What is being asked: Taking each line of the records in turn, count those containing "paragraph" and report only the number.

_ _ _ _ _

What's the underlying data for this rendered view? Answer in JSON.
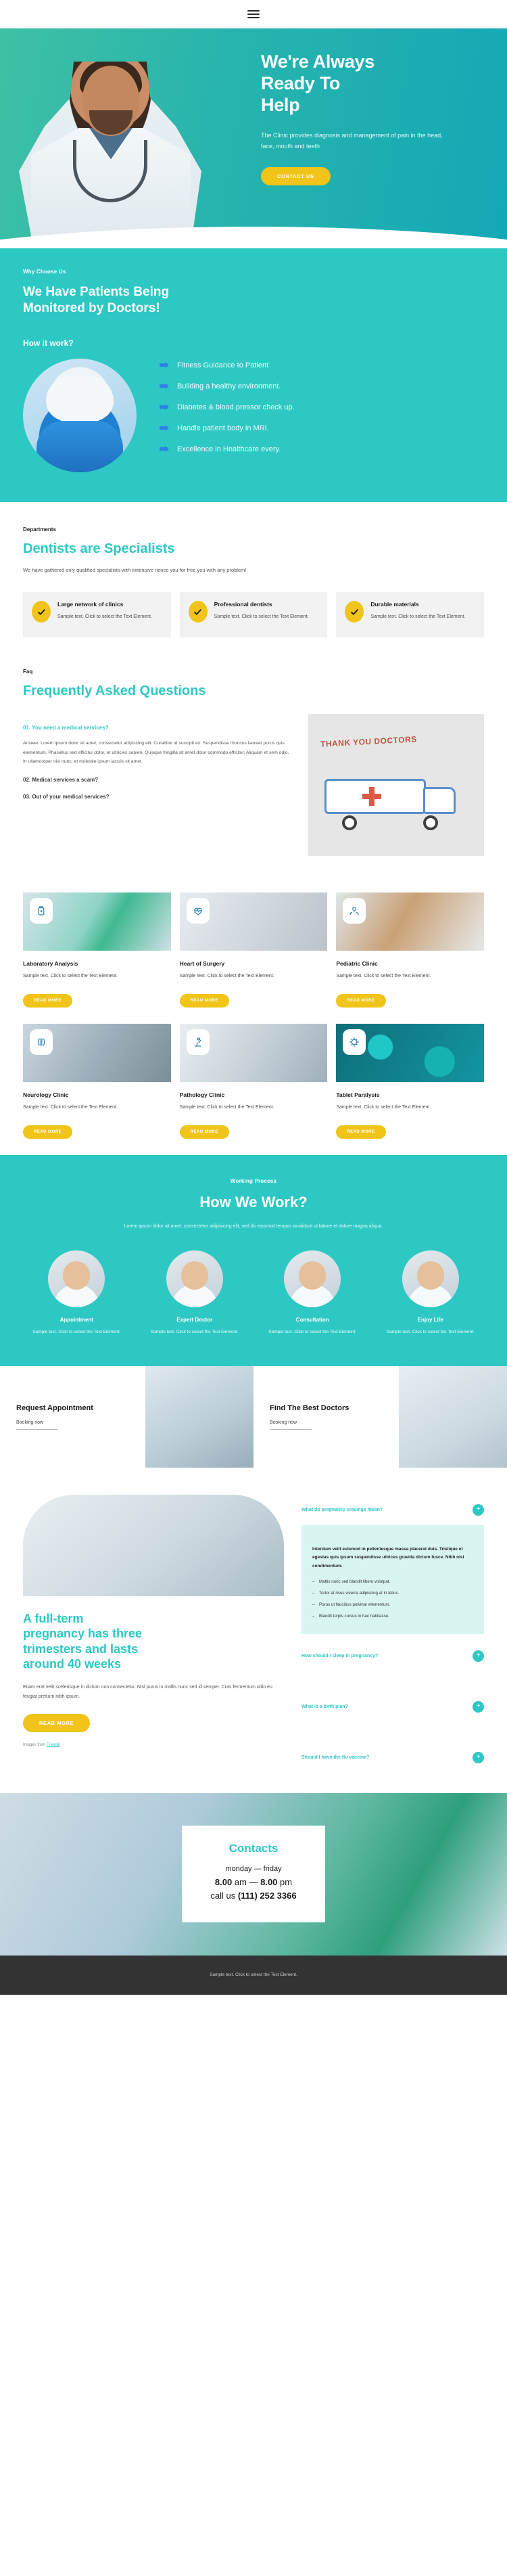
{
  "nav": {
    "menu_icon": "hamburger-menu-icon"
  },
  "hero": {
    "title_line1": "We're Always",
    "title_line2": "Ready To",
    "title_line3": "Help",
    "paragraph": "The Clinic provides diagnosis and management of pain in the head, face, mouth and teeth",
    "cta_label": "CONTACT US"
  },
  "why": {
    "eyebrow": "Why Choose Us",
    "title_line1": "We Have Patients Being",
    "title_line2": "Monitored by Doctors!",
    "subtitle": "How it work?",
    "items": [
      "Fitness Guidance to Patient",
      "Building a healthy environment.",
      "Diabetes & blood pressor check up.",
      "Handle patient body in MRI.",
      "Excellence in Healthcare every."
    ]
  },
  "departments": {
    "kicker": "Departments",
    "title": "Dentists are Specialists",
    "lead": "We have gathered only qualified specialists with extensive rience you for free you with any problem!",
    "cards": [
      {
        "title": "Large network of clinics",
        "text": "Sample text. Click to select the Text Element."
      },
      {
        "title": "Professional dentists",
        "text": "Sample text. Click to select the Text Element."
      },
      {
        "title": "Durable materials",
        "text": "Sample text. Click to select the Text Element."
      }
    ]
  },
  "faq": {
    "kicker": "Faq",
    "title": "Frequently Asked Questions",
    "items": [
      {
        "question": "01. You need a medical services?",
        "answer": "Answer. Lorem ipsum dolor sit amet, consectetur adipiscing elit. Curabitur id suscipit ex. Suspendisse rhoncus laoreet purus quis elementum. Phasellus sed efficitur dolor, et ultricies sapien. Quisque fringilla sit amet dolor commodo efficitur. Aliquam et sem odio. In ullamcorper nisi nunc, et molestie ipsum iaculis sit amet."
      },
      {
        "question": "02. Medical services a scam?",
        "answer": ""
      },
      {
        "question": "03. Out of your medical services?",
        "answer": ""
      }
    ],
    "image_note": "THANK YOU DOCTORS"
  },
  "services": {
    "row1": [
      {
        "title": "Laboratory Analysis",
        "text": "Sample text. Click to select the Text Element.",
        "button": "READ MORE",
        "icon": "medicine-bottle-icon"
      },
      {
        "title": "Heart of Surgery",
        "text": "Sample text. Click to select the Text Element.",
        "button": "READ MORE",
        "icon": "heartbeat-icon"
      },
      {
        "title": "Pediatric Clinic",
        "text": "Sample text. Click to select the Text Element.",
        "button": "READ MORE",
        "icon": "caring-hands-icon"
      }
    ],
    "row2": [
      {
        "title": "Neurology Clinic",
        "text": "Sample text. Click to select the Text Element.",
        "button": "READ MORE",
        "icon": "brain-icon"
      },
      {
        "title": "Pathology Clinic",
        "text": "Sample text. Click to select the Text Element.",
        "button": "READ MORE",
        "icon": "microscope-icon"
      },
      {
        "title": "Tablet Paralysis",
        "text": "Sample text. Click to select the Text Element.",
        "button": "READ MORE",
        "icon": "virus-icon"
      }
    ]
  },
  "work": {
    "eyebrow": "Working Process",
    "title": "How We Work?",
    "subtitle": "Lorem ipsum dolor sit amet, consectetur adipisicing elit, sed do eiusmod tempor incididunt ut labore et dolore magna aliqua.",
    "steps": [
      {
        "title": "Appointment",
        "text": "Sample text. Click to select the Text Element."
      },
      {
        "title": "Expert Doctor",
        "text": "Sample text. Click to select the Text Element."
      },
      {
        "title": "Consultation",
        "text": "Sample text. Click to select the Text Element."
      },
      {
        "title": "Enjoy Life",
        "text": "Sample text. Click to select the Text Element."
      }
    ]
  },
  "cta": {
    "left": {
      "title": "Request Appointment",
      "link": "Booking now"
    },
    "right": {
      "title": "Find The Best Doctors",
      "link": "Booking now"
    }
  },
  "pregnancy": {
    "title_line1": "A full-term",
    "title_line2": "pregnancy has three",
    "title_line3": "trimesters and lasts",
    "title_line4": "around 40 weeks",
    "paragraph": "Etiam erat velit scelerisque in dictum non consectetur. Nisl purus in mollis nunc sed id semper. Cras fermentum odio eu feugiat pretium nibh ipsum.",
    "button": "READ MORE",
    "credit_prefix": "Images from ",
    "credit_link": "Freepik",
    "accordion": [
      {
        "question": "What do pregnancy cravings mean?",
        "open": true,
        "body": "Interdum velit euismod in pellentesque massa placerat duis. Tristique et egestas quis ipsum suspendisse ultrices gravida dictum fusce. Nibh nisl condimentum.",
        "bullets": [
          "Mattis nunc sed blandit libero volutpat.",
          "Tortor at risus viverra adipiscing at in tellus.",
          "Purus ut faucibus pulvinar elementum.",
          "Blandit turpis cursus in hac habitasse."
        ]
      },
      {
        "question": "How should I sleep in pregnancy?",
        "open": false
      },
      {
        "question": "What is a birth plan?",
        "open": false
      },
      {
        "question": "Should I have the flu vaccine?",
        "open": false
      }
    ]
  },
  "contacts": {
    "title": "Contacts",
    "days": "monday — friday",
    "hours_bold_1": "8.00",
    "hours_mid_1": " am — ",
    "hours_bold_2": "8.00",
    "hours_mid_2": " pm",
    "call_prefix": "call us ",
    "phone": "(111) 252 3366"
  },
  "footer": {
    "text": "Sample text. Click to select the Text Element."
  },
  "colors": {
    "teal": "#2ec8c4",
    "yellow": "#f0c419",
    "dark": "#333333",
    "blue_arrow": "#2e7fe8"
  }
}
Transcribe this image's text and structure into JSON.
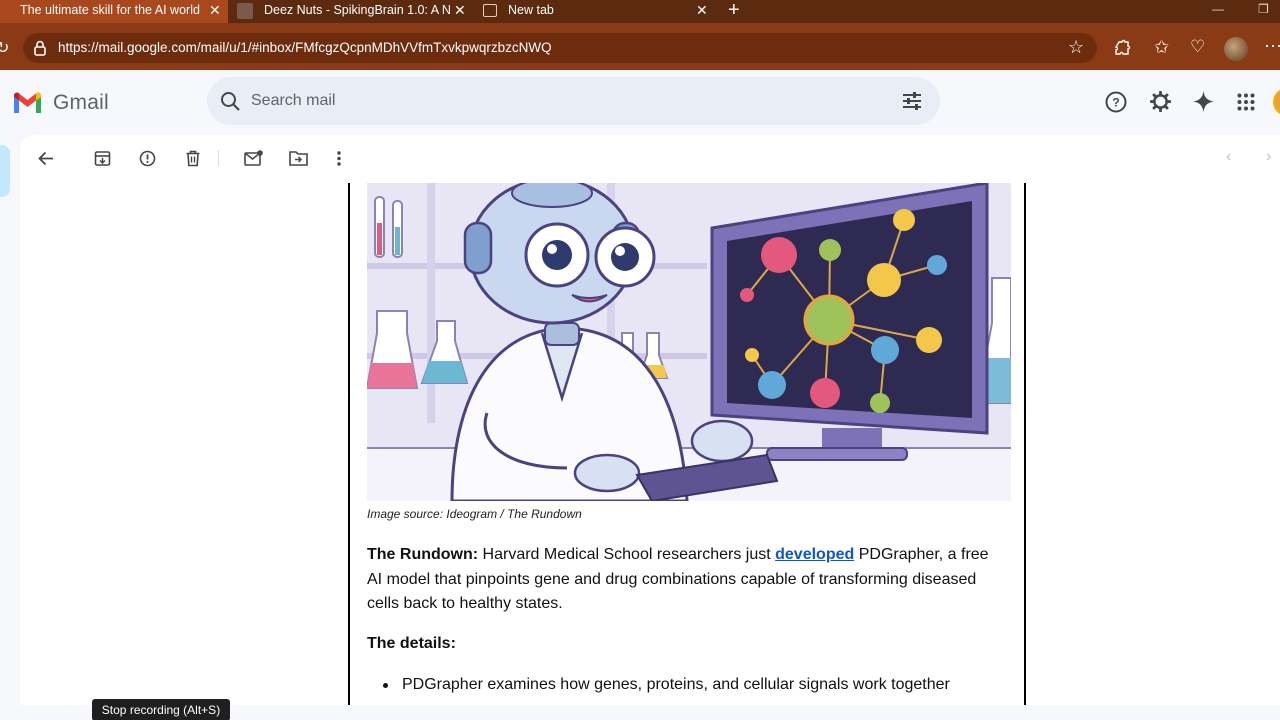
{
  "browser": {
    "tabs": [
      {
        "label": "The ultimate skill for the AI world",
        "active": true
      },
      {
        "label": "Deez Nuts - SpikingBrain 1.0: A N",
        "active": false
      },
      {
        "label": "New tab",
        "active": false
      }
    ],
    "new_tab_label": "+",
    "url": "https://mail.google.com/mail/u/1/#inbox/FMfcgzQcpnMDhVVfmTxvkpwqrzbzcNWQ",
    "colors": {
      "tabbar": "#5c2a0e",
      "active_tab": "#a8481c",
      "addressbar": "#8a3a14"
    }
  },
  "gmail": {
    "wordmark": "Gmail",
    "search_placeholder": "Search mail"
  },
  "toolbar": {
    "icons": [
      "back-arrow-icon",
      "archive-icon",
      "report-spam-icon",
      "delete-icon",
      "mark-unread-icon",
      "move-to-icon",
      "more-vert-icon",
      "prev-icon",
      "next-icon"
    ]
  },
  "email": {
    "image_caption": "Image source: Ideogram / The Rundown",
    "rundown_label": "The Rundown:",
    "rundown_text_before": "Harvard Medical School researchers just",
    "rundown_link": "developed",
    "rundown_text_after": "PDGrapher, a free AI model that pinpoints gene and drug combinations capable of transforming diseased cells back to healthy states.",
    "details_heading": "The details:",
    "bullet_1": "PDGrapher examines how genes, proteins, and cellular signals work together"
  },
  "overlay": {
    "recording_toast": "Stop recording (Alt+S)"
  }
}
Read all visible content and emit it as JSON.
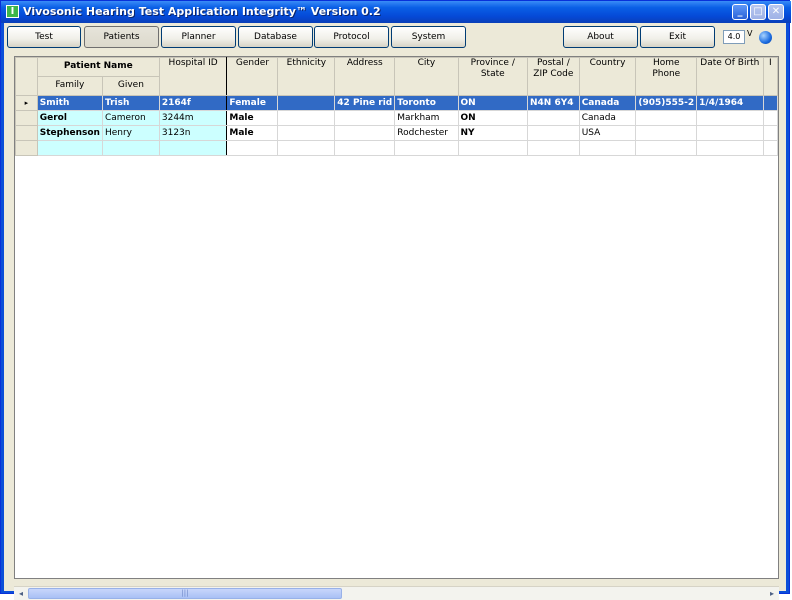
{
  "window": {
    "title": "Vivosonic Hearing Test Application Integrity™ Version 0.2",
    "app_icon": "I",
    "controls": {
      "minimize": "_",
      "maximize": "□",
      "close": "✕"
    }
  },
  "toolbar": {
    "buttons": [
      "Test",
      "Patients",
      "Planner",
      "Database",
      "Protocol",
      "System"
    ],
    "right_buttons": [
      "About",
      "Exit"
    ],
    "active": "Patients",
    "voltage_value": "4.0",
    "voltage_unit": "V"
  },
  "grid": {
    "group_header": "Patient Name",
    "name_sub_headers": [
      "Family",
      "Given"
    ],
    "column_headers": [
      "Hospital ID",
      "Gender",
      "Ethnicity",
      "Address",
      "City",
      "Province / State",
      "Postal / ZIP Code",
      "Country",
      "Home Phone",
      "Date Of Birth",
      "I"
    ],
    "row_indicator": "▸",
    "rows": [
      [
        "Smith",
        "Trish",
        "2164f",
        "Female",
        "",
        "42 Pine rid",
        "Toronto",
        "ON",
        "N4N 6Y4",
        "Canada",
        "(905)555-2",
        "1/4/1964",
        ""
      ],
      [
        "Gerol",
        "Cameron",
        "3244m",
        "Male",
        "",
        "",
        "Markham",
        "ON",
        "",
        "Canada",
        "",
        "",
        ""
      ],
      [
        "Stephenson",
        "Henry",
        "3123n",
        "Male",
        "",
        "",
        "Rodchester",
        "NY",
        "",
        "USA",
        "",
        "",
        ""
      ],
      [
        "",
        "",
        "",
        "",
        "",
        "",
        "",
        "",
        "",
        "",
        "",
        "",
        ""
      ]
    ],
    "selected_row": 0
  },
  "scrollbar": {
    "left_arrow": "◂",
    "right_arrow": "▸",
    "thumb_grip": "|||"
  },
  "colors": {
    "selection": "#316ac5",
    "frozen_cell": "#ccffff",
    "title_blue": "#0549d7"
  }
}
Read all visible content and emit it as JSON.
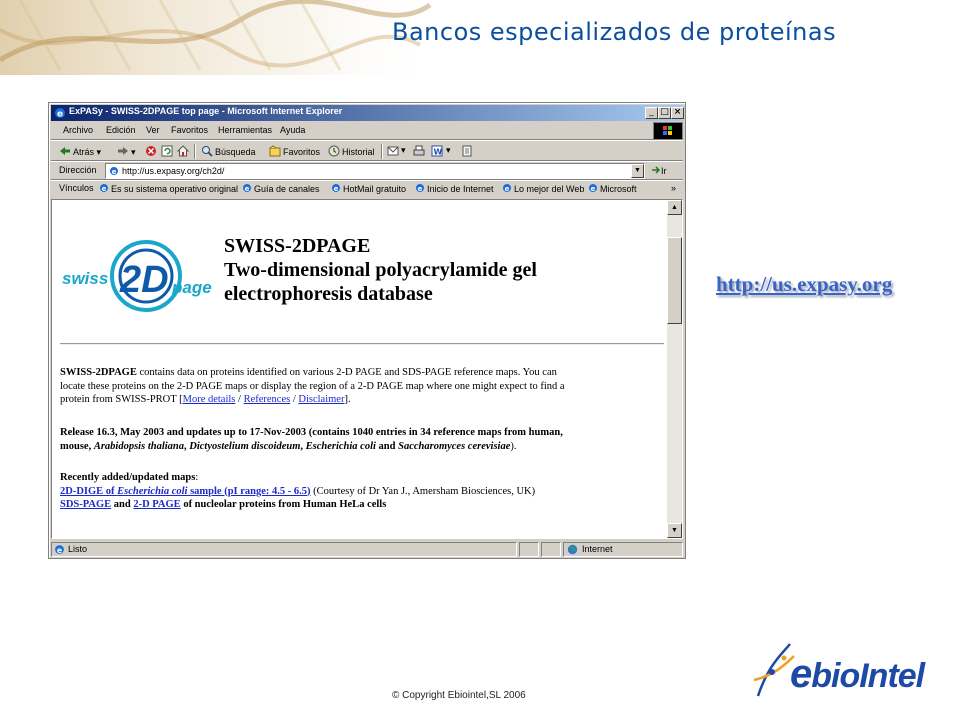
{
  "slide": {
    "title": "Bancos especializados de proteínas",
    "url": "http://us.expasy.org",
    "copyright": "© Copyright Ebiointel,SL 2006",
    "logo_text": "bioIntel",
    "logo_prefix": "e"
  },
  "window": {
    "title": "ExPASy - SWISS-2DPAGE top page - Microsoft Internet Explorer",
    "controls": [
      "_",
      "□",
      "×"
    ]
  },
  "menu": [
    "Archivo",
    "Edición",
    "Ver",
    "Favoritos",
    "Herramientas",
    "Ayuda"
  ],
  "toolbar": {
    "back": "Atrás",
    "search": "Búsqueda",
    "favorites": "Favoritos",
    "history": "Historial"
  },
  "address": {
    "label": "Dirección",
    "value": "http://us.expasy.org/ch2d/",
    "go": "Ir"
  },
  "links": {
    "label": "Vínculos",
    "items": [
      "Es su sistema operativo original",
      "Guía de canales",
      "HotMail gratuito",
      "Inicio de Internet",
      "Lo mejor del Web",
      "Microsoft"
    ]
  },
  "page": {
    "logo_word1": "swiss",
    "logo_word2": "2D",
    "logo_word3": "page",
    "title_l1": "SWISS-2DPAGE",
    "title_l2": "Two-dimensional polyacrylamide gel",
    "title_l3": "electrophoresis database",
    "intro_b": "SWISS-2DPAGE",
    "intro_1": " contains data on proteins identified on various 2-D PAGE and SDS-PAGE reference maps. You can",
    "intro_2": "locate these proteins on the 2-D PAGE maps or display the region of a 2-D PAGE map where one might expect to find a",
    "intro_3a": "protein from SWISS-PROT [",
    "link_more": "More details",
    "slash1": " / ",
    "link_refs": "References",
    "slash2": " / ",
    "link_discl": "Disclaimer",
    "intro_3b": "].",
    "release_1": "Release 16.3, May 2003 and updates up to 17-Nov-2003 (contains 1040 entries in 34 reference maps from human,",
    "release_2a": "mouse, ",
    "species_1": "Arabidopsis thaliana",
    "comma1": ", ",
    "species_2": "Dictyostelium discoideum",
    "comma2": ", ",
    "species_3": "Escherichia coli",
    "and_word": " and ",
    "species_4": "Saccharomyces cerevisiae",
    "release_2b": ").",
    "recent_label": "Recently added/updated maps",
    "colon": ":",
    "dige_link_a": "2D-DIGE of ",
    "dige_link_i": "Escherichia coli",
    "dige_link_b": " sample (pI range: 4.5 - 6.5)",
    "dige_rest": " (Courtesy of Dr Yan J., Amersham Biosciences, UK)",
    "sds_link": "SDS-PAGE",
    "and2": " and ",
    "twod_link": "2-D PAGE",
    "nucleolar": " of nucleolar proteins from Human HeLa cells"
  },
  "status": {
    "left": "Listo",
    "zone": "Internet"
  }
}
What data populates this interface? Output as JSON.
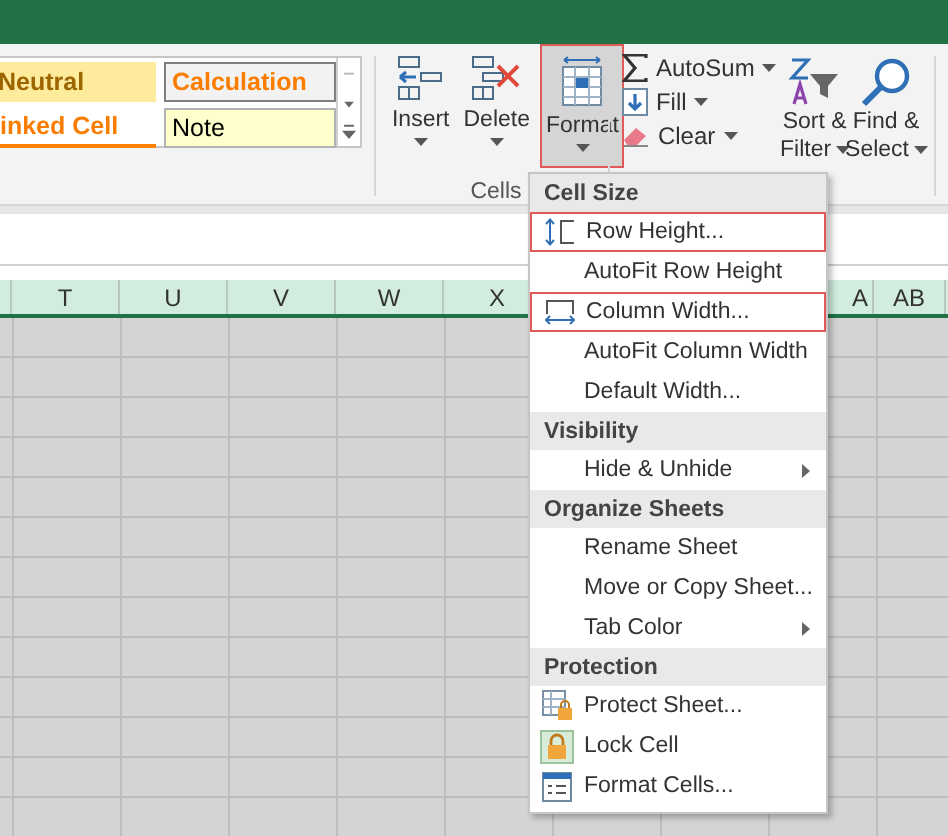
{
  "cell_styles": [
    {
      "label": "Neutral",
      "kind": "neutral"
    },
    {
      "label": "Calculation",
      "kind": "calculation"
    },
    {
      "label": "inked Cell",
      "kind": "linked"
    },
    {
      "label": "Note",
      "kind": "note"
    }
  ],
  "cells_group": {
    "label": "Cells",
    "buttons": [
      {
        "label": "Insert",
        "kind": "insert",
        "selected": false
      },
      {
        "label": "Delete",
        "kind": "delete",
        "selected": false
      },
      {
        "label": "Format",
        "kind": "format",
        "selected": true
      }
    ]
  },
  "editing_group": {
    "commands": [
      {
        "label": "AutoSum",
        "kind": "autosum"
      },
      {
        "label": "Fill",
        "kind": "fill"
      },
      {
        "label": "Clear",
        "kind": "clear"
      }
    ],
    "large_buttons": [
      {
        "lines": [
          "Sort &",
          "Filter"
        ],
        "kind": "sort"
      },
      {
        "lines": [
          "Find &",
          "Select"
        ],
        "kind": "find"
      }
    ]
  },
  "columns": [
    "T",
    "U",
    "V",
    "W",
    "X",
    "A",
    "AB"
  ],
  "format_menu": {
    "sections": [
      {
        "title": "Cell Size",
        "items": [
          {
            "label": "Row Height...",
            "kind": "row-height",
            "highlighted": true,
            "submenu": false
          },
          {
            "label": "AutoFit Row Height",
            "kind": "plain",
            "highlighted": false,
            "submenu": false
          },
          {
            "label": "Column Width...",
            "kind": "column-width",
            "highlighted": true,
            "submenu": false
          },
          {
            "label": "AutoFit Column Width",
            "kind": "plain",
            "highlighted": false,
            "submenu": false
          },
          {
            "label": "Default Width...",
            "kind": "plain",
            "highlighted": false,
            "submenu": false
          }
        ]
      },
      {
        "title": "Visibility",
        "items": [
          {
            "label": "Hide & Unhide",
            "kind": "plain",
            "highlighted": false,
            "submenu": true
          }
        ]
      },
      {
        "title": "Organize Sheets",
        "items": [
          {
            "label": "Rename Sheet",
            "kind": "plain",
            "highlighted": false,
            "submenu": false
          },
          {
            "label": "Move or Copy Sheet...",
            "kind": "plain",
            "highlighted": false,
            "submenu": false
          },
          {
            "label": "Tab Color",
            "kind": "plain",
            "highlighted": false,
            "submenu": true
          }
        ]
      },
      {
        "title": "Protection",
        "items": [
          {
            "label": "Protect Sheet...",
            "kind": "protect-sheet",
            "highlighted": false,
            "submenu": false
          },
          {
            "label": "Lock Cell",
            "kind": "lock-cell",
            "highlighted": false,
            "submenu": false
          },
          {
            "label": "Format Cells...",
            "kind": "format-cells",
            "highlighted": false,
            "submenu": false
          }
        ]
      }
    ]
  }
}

_ _ _ _ _

Task response: 2